[start]
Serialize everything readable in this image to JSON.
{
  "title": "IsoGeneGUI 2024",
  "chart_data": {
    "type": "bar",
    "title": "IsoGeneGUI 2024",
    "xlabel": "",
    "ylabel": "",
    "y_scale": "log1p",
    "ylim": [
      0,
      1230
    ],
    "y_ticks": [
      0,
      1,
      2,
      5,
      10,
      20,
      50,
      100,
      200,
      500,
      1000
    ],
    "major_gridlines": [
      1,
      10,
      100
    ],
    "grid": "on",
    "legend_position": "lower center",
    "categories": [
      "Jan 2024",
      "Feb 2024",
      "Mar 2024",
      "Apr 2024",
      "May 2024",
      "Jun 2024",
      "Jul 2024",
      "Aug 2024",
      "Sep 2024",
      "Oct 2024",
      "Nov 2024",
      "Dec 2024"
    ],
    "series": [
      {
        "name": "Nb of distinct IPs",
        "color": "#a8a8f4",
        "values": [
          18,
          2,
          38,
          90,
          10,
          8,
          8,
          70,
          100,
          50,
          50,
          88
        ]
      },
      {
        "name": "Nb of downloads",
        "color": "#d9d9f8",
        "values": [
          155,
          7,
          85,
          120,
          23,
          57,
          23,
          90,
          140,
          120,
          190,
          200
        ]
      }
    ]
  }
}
[end]
*Aim*.
Repeat back the data above, exact to the last character.

*Worked solution*.
Serialize everything readable in this image to JSON.
{
  "title": "IsoGeneGUI 2024",
  "chart_data": {
    "type": "bar",
    "title": "IsoGeneGUI 2024",
    "xlabel": "",
    "ylabel": "",
    "y_scale": "log1p",
    "ylim": [
      0,
      1230
    ],
    "y_ticks": [
      0,
      1,
      2,
      5,
      10,
      20,
      50,
      100,
      200,
      500,
      1000
    ],
    "major_gridlines": [
      1,
      10,
      100
    ],
    "grid": "on",
    "legend_position": "lower center",
    "categories": [
      "Jan 2024",
      "Feb 2024",
      "Mar 2024",
      "Apr 2024",
      "May 2024",
      "Jun 2024",
      "Jul 2024",
      "Aug 2024",
      "Sep 2024",
      "Oct 2024",
      "Nov 2024",
      "Dec 2024"
    ],
    "series": [
      {
        "name": "Nb of distinct IPs",
        "color": "#a8a8f4",
        "values": [
          18,
          2,
          38,
          90,
          10,
          8,
          8,
          70,
          100,
          50,
          50,
          88
        ]
      },
      {
        "name": "Nb of downloads",
        "color": "#d9d9f8",
        "values": [
          155,
          7,
          85,
          120,
          23,
          57,
          23,
          90,
          140,
          120,
          190,
          200
        ]
      }
    ]
  }
}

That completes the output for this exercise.